* WORK REQUIRED *
Output the lines of the entries below, from the first line through the line containing "button[interactable]: Send security", as a Markdown table with columns named Row and Line, skipping any blank lines.

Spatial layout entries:
-- begin --

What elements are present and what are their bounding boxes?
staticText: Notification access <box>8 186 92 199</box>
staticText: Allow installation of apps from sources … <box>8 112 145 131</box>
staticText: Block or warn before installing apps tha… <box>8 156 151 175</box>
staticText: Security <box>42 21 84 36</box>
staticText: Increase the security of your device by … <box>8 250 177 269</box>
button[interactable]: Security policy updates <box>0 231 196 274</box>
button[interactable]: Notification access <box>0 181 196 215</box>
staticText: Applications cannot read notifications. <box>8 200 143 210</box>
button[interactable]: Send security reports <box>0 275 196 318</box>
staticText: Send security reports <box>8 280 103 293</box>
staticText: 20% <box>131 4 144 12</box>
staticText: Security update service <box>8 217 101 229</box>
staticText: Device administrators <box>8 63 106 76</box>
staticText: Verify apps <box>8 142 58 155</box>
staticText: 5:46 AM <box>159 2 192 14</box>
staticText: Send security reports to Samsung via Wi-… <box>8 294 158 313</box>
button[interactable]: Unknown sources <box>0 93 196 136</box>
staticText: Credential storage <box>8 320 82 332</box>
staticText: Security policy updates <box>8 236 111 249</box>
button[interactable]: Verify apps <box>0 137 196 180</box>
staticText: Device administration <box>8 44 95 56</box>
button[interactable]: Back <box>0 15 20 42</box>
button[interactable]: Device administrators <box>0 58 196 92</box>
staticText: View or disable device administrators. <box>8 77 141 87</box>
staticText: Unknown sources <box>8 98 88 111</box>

-- end --

* THE RESPONSE *
| Row | Line |
|---|---|
| 1 | What elements are present and what are their bounding boxes? |
| 2 | staticText: Notification access <box>8 186 92 199</box> |
| 3 | staticText: Allow installation of apps from sources … <box>8 112 145 131</box> |
| 4 | staticText: Block or warn before installing apps tha… <box>8 156 151 175</box> |
| 5 | staticText: Security <box>42 21 84 36</box> |
| 6 | staticText: Increase the security of your device by … <box>8 250 177 269</box> |
| 7 | button[interactable]: Security policy updates <box>0 231 196 274</box> |
| 8 | button[interactable]: Notification access <box>0 181 196 215</box> |
| 9 | staticText: Applications cannot read notifications. <box>8 200 143 210</box> |
| 10 | button[interactable]: Send security reports <box>0 275 196 318</box> |